REQUIRED TASK | Output each line of the material exactly as it stands.

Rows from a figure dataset

__________

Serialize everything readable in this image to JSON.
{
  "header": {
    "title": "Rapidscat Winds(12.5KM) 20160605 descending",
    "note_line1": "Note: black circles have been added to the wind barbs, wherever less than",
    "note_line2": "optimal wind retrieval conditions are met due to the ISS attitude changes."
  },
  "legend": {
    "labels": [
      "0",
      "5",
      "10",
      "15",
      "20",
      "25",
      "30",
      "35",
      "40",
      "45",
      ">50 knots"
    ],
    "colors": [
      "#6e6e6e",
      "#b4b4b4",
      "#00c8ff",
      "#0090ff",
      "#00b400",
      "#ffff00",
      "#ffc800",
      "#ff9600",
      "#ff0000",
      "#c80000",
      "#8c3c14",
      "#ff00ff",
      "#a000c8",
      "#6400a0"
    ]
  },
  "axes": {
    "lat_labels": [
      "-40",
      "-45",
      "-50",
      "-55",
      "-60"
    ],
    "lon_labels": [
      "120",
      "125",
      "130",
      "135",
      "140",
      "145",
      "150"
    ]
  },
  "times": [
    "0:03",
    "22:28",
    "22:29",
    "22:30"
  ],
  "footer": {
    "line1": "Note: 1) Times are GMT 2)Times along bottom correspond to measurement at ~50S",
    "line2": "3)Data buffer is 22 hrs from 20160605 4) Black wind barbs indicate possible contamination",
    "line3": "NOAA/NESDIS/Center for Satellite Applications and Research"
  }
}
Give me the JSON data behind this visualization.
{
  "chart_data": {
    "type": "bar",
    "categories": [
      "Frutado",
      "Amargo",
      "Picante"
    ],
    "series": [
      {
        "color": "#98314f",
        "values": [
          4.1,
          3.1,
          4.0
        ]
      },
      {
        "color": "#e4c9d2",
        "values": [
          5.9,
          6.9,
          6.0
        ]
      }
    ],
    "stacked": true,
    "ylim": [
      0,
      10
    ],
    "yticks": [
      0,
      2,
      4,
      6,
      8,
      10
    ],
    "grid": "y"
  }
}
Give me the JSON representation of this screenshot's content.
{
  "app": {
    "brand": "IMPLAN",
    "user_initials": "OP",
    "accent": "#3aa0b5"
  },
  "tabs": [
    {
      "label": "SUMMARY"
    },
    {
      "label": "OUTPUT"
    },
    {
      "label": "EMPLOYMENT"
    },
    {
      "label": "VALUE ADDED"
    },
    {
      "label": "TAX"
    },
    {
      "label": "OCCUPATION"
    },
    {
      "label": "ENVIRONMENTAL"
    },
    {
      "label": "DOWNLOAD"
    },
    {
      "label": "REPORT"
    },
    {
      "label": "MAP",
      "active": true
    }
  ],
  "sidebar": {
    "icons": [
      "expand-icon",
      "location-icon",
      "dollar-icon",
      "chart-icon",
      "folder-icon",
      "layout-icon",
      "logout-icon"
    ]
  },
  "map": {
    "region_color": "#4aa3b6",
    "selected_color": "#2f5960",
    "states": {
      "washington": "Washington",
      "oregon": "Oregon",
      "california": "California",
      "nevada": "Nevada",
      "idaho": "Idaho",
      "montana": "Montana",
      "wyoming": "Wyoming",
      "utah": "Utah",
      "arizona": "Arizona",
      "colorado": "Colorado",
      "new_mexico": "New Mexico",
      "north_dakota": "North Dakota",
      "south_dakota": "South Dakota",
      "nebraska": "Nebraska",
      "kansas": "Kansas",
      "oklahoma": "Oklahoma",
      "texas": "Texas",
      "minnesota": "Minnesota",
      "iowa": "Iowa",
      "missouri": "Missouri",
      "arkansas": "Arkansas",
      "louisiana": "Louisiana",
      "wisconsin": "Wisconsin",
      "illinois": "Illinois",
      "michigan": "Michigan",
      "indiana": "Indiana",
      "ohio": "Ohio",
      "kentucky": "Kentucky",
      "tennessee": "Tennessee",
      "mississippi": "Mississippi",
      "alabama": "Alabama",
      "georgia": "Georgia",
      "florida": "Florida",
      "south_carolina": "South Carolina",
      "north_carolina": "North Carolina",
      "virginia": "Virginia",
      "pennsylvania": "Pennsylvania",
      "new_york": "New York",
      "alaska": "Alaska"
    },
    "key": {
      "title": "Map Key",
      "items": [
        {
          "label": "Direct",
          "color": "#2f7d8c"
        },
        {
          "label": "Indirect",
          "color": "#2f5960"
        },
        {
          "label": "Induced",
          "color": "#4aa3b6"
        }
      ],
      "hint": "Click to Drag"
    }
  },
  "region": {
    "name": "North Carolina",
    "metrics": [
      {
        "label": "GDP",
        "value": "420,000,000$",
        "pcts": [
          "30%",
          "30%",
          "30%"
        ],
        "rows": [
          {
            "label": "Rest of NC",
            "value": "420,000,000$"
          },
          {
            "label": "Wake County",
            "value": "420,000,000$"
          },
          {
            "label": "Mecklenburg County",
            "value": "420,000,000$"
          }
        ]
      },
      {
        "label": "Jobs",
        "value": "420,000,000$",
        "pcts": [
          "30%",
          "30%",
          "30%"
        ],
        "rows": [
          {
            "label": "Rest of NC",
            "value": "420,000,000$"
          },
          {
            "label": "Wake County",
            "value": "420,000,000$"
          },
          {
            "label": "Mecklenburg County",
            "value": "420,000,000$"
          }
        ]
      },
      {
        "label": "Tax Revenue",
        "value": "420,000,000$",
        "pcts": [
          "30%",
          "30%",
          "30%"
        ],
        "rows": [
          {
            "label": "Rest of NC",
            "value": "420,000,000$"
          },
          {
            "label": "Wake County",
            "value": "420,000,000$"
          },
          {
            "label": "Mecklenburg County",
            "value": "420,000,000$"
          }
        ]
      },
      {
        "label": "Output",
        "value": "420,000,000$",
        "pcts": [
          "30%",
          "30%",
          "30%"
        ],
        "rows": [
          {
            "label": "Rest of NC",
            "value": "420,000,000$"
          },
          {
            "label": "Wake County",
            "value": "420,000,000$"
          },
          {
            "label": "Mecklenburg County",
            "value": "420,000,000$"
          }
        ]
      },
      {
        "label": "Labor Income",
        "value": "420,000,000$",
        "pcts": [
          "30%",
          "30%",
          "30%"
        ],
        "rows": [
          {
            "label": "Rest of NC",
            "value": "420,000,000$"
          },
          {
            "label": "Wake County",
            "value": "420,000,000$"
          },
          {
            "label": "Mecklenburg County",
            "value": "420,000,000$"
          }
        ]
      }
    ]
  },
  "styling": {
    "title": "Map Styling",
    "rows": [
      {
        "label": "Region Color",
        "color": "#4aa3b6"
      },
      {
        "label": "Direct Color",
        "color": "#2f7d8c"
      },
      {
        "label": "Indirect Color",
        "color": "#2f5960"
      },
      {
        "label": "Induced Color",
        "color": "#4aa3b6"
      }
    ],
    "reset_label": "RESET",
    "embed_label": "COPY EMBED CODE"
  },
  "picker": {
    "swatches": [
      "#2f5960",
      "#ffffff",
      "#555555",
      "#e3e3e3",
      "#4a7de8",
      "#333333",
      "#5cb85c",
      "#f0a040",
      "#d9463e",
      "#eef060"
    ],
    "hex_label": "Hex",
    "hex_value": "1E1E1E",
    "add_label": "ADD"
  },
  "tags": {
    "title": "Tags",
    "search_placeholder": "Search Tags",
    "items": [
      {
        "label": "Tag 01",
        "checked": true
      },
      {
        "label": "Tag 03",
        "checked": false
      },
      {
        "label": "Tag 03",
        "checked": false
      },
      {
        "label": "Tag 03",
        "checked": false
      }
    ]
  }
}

__________

RESULT BELOW |
Serialize everything readable in this image to JSON.
{
  "header": {
    "title": "Rapidscat Winds(12.5KM) 20160605 descending",
    "note_line1": "Note: black circles have been added to the wind barbs, wherever less than",
    "note_line2": "optimal wind retrieval conditions are met due to the ISS attitude changes."
  },
  "legend": {
    "labels": [
      "0",
      "5",
      "10",
      "15",
      "20",
      "25",
      "30",
      "35",
      "40",
      "45",
      ">50 knots"
    ],
    "colors": [
      "#6e6e6e",
      "#b4b4b4",
      "#00c8ff",
      "#0090ff",
      "#00b400",
      "#ffff00",
      "#ffc800",
      "#ff9600",
      "#ff0000",
      "#c80000",
      "#8c3c14",
      "#ff00ff",
      "#a000c8",
      "#6400a0"
    ]
  },
  "axes": {
    "lat_labels": [
      "-40",
      "-45",
      "-50",
      "-55",
      "-60"
    ],
    "lon_labels": [
      "120",
      "125",
      "130",
      "135",
      "140",
      "145",
      "150"
    ]
  },
  "times": [
    "0:03",
    "22:28",
    "22:29",
    "22:30"
  ],
  "footer": {
    "line1": "Note: 1) Times are GMT 2)Times along bottom correspond to measurement at ~50S",
    "line2": "3)Data buffer is 22 hrs from 20160605 4) Black wind barbs indicate possible contamination",
    "line3": "NOAA/NESDIS/Center for Satellite Applications and Research"
  }
}
Give me the JSON data behind this visualization.
{
  "chart_data": {
    "type": "bar",
    "categories": [
      "Frutado",
      "Amargo",
      "Picante"
    ],
    "series": [
      {
        "color": "#98314f",
        "values": [
          4.1,
          3.1,
          4.0
        ]
      },
      {
        "color": "#e4c9d2",
        "values": [
          5.9,
          6.9,
          6.0
        ]
      }
    ],
    "stacked": true,
    "ylim": [
      0,
      10
    ],
    "yticks": [
      0,
      2,
      4,
      6,
      8,
      10
    ],
    "grid": "y"
  }
}
Give me the JSON representation of this screenshot's content.
{
  "app": {
    "brand": "IMPLAN",
    "user_initials": "OP",
    "accent": "#3aa0b5"
  },
  "tabs": [
    {
      "label": "SUMMARY"
    },
    {
      "label": "OUTPUT"
    },
    {
      "label": "EMPLOYMENT"
    },
    {
      "label": "VALUE ADDED"
    },
    {
      "label": "TAX"
    },
    {
      "label": "OCCUPATION"
    },
    {
      "label": "ENVIRONMENTAL"
    },
    {
      "label": "DOWNLOAD"
    },
    {
      "label": "REPORT"
    },
    {
      "label": "MAP",
      "active": true
    }
  ],
  "sidebar": {
    "icons": [
      "expand-icon",
      "location-icon",
      "dollar-icon",
      "chart-icon",
      "folder-icon",
      "layout-icon",
      "logout-icon"
    ]
  },
  "map": {
    "region_color": "#4aa3b6",
    "selected_color": "#2f5960",
    "states": {
      "washington": "Washington",
      "oregon": "Oregon",
      "california": "California",
      "nevada": "Nevada",
      "idaho": "Idaho",
      "montana": "Montana",
      "wyoming": "Wyoming",
      "utah": "Utah",
      "arizona": "Arizona",
      "colorado": "Colorado",
      "new_mexico": "New Mexico",
      "north_dakota": "North Dakota",
      "south_dakota": "South Dakota",
      "nebraska": "Nebraska",
      "kansas": "Kansas",
      "oklahoma": "Oklahoma",
      "texas": "Texas",
      "minnesota": "Minnesota",
      "iowa": "Iowa",
      "missouri": "Missouri",
      "arkansas": "Arkansas",
      "louisiana": "Louisiana",
      "wisconsin": "Wisconsin",
      "illinois": "Illinois",
      "michigan": "Michigan",
      "indiana": "Indiana",
      "ohio": "Ohio",
      "kentucky": "Kentucky",
      "tennessee": "Tennessee",
      "mississippi": "Mississippi",
      "alabama": "Alabama",
      "georgia": "Georgia",
      "florida": "Florida",
      "south_carolina": "South Carolina",
      "north_carolina": "North Carolina",
      "virginia": "Virginia",
      "pennsylvania": "Pennsylvania",
      "new_york": "New York",
      "alaska": "Alaska"
    },
    "key": {
      "title": "Map Key",
      "items": [
        {
          "label": "Direct",
          "color": "#2f7d8c"
        },
        {
          "label": "Indirect",
          "color": "#2f5960"
        },
        {
          "label": "Induced",
          "color": "#4aa3b6"
        }
      ],
      "hint": "Click to Drag"
    }
  },
  "region": {
    "name": "North Carolina",
    "metrics": [
      {
        "label": "GDP",
        "value": "420,000,000$",
        "pcts": [
          "30%",
          "30%",
          "30%"
        ],
        "rows": [
          {
            "label": "Rest of NC",
            "value": "420,000,000$"
          },
          {
            "label": "Wake County",
            "value": "420,000,000$"
          },
          {
            "label": "Mecklenburg County",
            "value": "420,000,000$"
          }
        ]
      },
      {
        "label": "Jobs",
        "value": "420,000,000$",
        "pcts": [
          "30%",
          "30%",
          "30%"
        ],
        "rows": [
          {
            "label": "Rest of NC",
            "value": "420,000,000$"
          },
          {
            "label": "Wake County",
            "value": "420,000,000$"
          },
          {
            "label": "Mecklenburg County",
            "value": "420,000,000$"
          }
        ]
      },
      {
        "label": "Tax Revenue",
        "value": "420,000,000$",
        "pcts": [
          "30%",
          "30%",
          "30%"
        ],
        "rows": [
          {
            "label": "Rest of NC",
            "value": "420,000,000$"
          },
          {
            "label": "Wake County",
            "value": "420,000,000$"
          },
          {
            "label": "Mecklenburg County",
            "value": "420,000,000$"
          }
        ]
      },
      {
        "label": "Output",
        "value": "420,000,000$",
        "pcts": [
          "30%",
          "30%",
          "30%"
        ],
        "rows": [
          {
            "label": "Rest of NC",
            "value": "420,000,000$"
          },
          {
            "label": "Wake County",
            "value": "420,000,000$"
          },
          {
            "label": "Mecklenburg County",
            "value": "420,000,000$"
          }
        ]
      },
      {
        "label": "Labor Income",
        "value": "420,000,000$",
        "pcts": [
          "30%",
          "30%",
          "30%"
        ],
        "rows": [
          {
            "label": "Rest of NC",
            "value": "420,000,000$"
          },
          {
            "label": "Wake County",
            "value": "420,000,000$"
          },
          {
            "label": "Mecklenburg County",
            "value": "420,000,000$"
          }
        ]
      }
    ]
  },
  "styling": {
    "title": "Map Styling",
    "rows": [
      {
        "label": "Region Color",
        "color": "#4aa3b6"
      },
      {
        "label": "Direct Color",
        "color": "#2f7d8c"
      },
      {
        "label": "Indirect Color",
        "color": "#2f5960"
      },
      {
        "label": "Induced Color",
        "color": "#4aa3b6"
      }
    ],
    "reset_label": "RESET",
    "embed_label": "COPY EMBED CODE"
  },
  "picker": {
    "swatches": [
      "#2f5960",
      "#ffffff",
      "#555555",
      "#e3e3e3",
      "#4a7de8",
      "#333333",
      "#5cb85c",
      "#f0a040",
      "#d9463e",
      "#eef060"
    ],
    "hex_label": "Hex",
    "hex_value": "1E1E1E",
    "add_label": "ADD"
  },
  "tags": {
    "title": "Tags",
    "search_placeholder": "Search Tags",
    "items": [
      {
        "label": "Tag 01",
        "checked": true
      },
      {
        "label": "Tag 03",
        "checked": false
      },
      {
        "label": "Tag 03",
        "checked": false
      },
      {
        "label": "Tag 03",
        "checked": false
      }
    ]
  }
}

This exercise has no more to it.